TASK TO CARRY OUT:
Pick out every line of the entries below where "Management" occurs, and copy those lines.

INPUT FOR THIS TASK:
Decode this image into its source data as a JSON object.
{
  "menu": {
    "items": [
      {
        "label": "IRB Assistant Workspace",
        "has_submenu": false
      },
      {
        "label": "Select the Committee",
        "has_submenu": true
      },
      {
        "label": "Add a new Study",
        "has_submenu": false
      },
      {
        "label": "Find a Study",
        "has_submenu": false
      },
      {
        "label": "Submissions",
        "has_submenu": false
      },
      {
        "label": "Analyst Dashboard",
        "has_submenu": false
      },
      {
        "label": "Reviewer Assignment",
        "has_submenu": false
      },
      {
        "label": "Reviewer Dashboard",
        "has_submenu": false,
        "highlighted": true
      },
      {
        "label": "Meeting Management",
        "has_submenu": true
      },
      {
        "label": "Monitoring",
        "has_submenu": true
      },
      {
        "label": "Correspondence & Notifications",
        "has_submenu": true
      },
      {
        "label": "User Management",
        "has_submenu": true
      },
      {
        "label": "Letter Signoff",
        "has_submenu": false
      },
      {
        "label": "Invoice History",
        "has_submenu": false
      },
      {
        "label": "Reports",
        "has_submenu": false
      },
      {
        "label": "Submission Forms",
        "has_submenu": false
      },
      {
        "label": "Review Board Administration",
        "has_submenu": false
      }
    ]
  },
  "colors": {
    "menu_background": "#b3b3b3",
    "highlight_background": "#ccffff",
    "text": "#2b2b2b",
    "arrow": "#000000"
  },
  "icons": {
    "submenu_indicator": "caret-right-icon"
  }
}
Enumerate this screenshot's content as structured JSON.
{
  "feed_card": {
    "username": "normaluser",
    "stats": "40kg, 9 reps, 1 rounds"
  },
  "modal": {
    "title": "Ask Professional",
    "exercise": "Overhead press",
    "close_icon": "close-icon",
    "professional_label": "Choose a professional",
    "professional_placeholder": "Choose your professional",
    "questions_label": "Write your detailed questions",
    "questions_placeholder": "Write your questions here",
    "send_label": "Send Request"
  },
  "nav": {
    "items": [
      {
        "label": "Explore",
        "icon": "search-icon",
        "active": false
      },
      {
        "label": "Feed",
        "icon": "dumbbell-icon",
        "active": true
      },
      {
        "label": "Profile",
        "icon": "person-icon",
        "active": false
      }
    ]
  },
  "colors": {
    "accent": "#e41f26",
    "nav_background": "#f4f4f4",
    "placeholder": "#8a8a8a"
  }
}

OUTPUT OF THE TASK:
        "label": "Meeting Management",
        "label": "User Management",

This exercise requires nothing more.